┌─ SOURCE MATERIAL
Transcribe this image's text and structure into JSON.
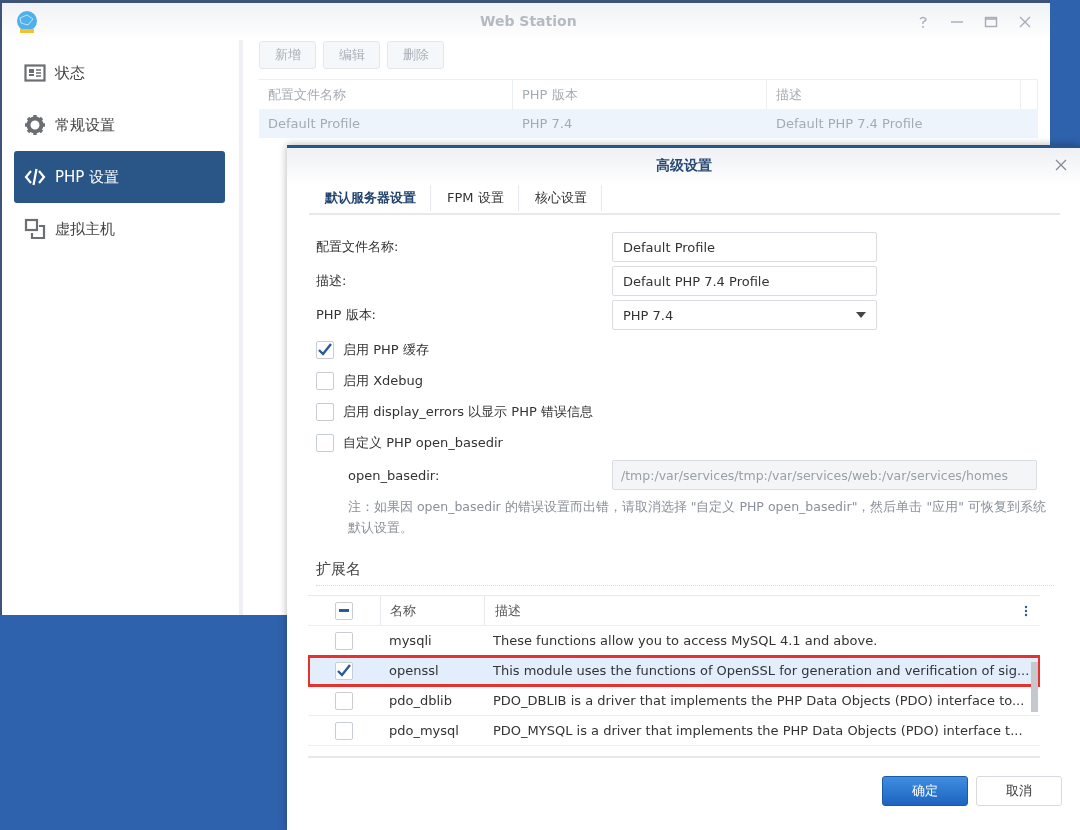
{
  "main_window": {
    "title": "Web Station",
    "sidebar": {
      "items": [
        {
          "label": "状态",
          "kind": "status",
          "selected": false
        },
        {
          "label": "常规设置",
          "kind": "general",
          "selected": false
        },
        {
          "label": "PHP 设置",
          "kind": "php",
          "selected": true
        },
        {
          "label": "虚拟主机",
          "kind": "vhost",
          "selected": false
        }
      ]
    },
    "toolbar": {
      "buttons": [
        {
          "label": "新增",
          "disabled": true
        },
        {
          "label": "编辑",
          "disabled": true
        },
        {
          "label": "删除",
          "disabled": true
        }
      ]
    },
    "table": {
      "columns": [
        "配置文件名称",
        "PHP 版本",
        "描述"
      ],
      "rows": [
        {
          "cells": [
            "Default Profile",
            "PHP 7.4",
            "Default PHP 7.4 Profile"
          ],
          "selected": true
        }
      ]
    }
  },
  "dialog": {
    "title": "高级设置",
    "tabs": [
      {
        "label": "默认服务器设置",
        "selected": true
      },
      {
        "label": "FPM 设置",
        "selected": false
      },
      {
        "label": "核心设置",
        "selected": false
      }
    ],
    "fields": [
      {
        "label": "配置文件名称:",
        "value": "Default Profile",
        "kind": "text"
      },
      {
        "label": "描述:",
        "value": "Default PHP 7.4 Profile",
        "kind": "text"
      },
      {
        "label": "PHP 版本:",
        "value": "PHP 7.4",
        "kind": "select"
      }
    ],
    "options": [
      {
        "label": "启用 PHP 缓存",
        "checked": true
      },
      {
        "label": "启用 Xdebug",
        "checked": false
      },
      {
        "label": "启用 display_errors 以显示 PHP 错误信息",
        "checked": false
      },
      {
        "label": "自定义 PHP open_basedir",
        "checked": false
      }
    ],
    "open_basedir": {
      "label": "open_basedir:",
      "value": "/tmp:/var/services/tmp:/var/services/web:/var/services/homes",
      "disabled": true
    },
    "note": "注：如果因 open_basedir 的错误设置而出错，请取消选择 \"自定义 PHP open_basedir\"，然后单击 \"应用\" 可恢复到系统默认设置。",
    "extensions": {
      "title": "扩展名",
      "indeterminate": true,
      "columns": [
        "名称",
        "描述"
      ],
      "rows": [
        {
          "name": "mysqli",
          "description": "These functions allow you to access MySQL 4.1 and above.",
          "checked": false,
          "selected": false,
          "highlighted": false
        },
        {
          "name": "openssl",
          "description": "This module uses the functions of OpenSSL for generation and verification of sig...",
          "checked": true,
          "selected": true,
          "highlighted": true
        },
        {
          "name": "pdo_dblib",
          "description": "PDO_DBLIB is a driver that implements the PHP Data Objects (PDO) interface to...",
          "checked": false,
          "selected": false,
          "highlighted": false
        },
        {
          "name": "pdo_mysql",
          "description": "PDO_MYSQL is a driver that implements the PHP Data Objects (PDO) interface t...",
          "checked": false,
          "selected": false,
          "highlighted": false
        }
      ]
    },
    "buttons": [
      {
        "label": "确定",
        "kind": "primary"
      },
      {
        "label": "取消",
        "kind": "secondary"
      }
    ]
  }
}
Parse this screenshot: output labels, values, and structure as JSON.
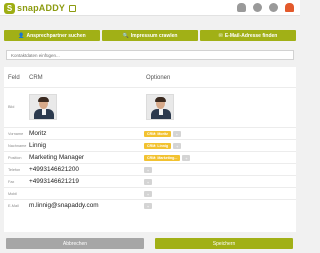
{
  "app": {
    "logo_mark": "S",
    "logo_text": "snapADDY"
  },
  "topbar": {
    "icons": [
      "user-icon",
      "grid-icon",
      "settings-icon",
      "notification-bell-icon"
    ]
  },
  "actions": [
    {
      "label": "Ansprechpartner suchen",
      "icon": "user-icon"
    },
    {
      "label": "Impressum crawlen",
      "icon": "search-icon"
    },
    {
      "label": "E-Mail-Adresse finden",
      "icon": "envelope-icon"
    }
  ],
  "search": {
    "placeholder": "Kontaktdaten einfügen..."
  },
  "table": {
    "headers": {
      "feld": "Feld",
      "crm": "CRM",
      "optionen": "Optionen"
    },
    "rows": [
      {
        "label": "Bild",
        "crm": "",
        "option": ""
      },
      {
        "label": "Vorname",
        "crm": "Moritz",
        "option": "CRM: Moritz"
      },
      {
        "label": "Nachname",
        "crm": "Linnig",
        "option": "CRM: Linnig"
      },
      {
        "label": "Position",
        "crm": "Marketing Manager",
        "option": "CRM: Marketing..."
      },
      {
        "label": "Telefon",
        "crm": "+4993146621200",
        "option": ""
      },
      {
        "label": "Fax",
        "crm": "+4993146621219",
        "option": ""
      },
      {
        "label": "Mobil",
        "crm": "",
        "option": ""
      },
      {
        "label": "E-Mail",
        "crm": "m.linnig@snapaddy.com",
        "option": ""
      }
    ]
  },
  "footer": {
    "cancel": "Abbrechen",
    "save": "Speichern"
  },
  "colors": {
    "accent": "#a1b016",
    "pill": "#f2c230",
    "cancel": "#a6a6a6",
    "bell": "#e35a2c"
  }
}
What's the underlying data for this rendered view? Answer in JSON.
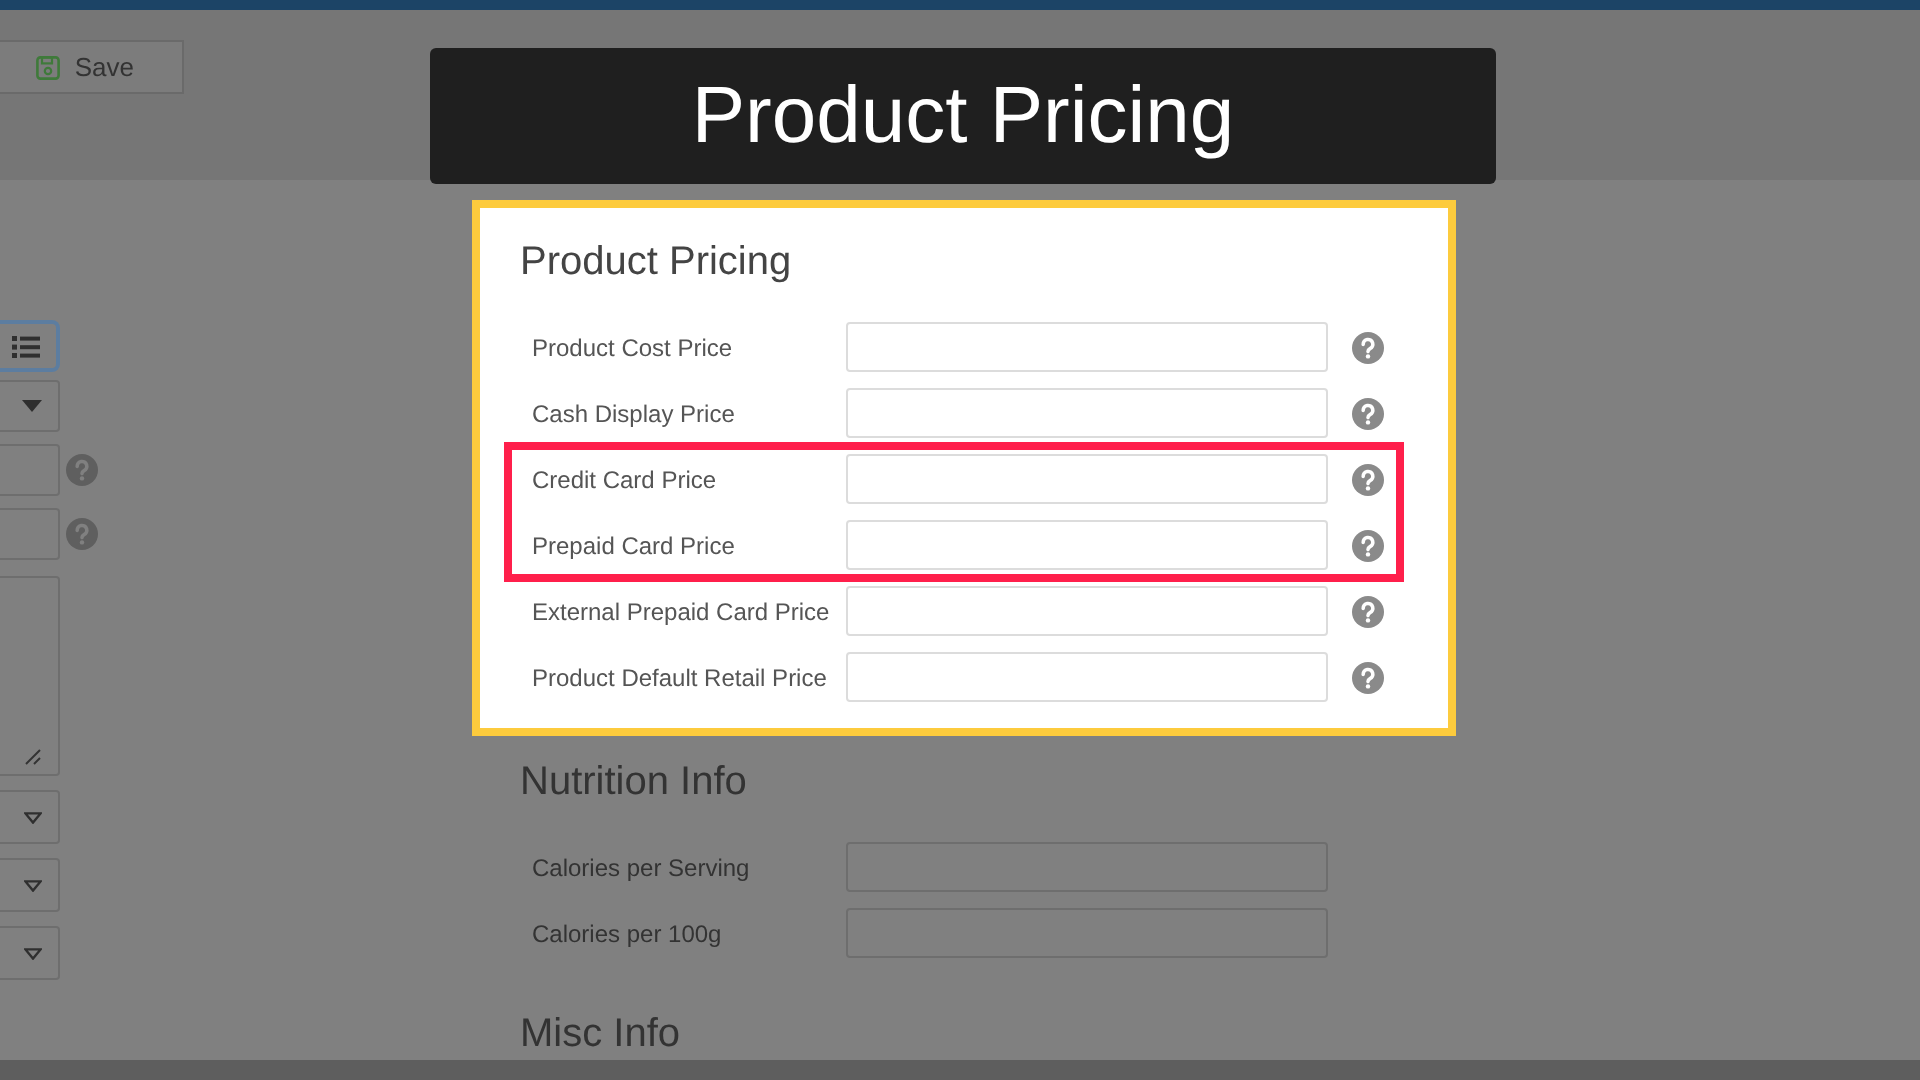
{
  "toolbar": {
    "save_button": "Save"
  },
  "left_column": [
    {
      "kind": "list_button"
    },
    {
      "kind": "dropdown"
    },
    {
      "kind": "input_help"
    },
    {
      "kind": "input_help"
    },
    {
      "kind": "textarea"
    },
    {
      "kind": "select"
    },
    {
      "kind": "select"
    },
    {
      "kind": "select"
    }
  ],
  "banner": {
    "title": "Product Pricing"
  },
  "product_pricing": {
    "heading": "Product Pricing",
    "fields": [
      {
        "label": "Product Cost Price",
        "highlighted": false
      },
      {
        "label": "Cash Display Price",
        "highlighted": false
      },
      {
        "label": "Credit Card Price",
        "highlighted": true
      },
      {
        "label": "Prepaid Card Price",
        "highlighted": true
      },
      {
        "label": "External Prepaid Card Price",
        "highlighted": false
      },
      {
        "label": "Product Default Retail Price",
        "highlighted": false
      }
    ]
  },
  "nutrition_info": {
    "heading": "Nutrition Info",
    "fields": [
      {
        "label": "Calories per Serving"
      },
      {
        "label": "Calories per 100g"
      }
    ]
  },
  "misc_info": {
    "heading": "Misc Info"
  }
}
└─
**THE PROBLEM:** Repeat the data exactly, excluding the pictures.

**COMPLETED EXERCISE:**
Transcribe this image's text and structure into JSON.
{
  "main_window": {
    "title": "Web Station",
    "sidebar": {
      "items": [
        {
          "label": "状态",
          "kind": "status",
          "selected": false
        },
        {
          "label": "常规设置",
          "kind": "general",
          "selected": false
        },
        {
          "label": "PHP 设置",
          "kind": "php",
          "selected": true
        },
        {
          "label": "虚拟主机",
          "kind": "vhost",
          "selected": false
        }
      ]
    },
    "toolbar": {
      "buttons": [
        {
          "label": "新增",
          "disabled": true
        },
        {
          "label": "编辑",
          "disabled": true
        },
        {
          "label": "删除",
          "disabled": true
        }
      ]
    },
    "table": {
      "columns": [
        "配置文件名称",
        "PHP 版本",
        "描述"
      ],
      "rows": [
        {
          "cells": [
            "Default Profile",
            "PHP 7.4",
            "Default PHP 7.4 Profile"
          ],
          "selected": true
        }
      ]
    }
  },
  "dialog": {
    "title": "高级设置",
    "tabs": [
      {
        "label": "默认服务器设置",
        "selected": true
      },
      {
        "label": "FPM 设置",
        "selected": false
      },
      {
        "label": "核心设置",
        "selected": false
      }
    ],
    "fields": [
      {
        "label": "配置文件名称:",
        "value": "Default Profile",
        "kind": "text"
      },
      {
        "label": "描述:",
        "value": "Default PHP 7.4 Profile",
        "kind": "text"
      },
      {
        "label": "PHP 版本:",
        "value": "PHP 7.4",
        "kind": "select"
      }
    ],
    "options": [
      {
        "label": "启用 PHP 缓存",
        "checked": true
      },
      {
        "label": "启用 Xdebug",
        "checked": false
      },
      {
        "label": "启用 display_errors 以显示 PHP 错误信息",
        "checked": false
      },
      {
        "label": "自定义 PHP open_basedir",
        "checked": false
      }
    ],
    "open_basedir": {
      "label": "open_basedir:",
      "value": "/tmp:/var/services/tmp:/var/services/web:/var/services/homes",
      "disabled": true
    },
    "note": "注：如果因 open_basedir 的错误设置而出错，请取消选择 \"自定义 PHP open_basedir\"，然后单击 \"应用\" 可恢复到系统默认设置。",
    "extensions": {
      "title": "扩展名",
      "indeterminate": true,
      "columns": [
        "名称",
        "描述"
      ],
      "rows": [
        {
          "name": "mysqli",
          "description": "These functions allow you to access MySQL 4.1 and above.",
          "checked": false,
          "selected": false,
          "highlighted": false
        },
        {
          "name": "openssl",
          "description": "This module uses the functions of OpenSSL for generation and verification of sig...",
          "checked": true,
          "selected": true,
          "highlighted": true
        },
        {
          "name": "pdo_dblib",
          "description": "PDO_DBLIB is a driver that implements the PHP Data Objects (PDO) interface to...",
          "checked": false,
          "selected": false,
          "highlighted": false
        },
        {
          "name": "pdo_mysql",
          "description": "PDO_MYSQL is a driver that implements the PHP Data Objects (PDO) interface t...",
          "checked": false,
          "selected": false,
          "highlighted": false
        }
      ]
    },
    "buttons": [
      {
        "label": "确定",
        "kind": "primary"
      },
      {
        "label": "取消",
        "kind": "secondary"
      }
    ]
  }
}
Parse this screenshot: output labels, values, and structure as JSON.
{
  "app": {
    "logo_mark": "S",
    "logo_text": "snapADDY"
  },
  "topbar": {
    "icons": [
      "user-icon",
      "grid-icon",
      "settings-icon",
      "notification-bell-icon"
    ]
  },
  "actions": [
    {
      "label": "Ansprechpartner suchen",
      "icon": "user-icon"
    },
    {
      "label": "Impressum crawlen",
      "icon": "search-icon"
    },
    {
      "label": "E-Mail-Adresse finden",
      "icon": "envelope-icon"
    }
  ],
  "search": {
    "placeholder": "Kontaktdaten einfügen..."
  },
  "table": {
    "headers": {
      "feld": "Feld",
      "crm": "CRM",
      "optionen": "Optionen"
    },
    "rows": [
      {
        "label": "Bild",
        "crm": "",
        "option": ""
      },
      {
        "label": "Vorname",
        "crm": "Moritz",
        "option": "CRM: Moritz"
      },
      {
        "label": "Nachname",
        "crm": "Linnig",
        "option": "CRM: Linnig"
      },
      {
        "label": "Position",
        "crm": "Marketing Manager",
        "option": "CRM: Marketing..."
      },
      {
        "label": "Telefon",
        "crm": "+4993146621200",
        "option": ""
      },
      {
        "label": "Fax",
        "crm": "+4993146621219",
        "option": ""
      },
      {
        "label": "Mobil",
        "crm": "",
        "option": ""
      },
      {
        "label": "E-Mail",
        "crm": "m.linnig@snapaddy.com",
        "option": ""
      }
    ]
  },
  "footer": {
    "cancel": "Abbrechen",
    "save": "Speichern"
  },
  "colors": {
    "accent": "#a1b016",
    "pill": "#f2c230",
    "cancel": "#a6a6a6",
    "bell": "#e35a2c"
  }
}
What's the underlying data for this rendered view? Answer in JSON.
{
  "toolbar": {
    "save_button": "Save"
  },
  "left_column": [
    {
      "kind": "list_button"
    },
    {
      "kind": "dropdown"
    },
    {
      "kind": "input_help"
    },
    {
      "kind": "input_help"
    },
    {
      "kind": "textarea"
    },
    {
      "kind": "select"
    },
    {
      "kind": "select"
    },
    {
      "kind": "select"
    }
  ],
  "banner": {
    "title": "Product Pricing"
  },
  "product_pricing": {
    "heading": "Product Pricing",
    "fields": [
      {
        "label": "Product Cost Price",
        "highlighted": false
      },
      {
        "label": "Cash Display Price",
        "highlighted": false
      },
      {
        "label": "Credit Card Price",
        "highlighted": true
      },
      {
        "label": "Prepaid Card Price",
        "highlighted": true
      },
      {
        "label": "External Prepaid Card Price",
        "highlighted": false
      },
      {
        "label": "Product Default Retail Price",
        "highlighted": false
      }
    ]
  },
  "nutrition_info": {
    "heading": "Nutrition Info",
    "fields": [
      {
        "label": "Calories per Serving"
      },
      {
        "label": "Calories per 100g"
      }
    ]
  },
  "misc_info": {
    "heading": "Misc Info"
  }
}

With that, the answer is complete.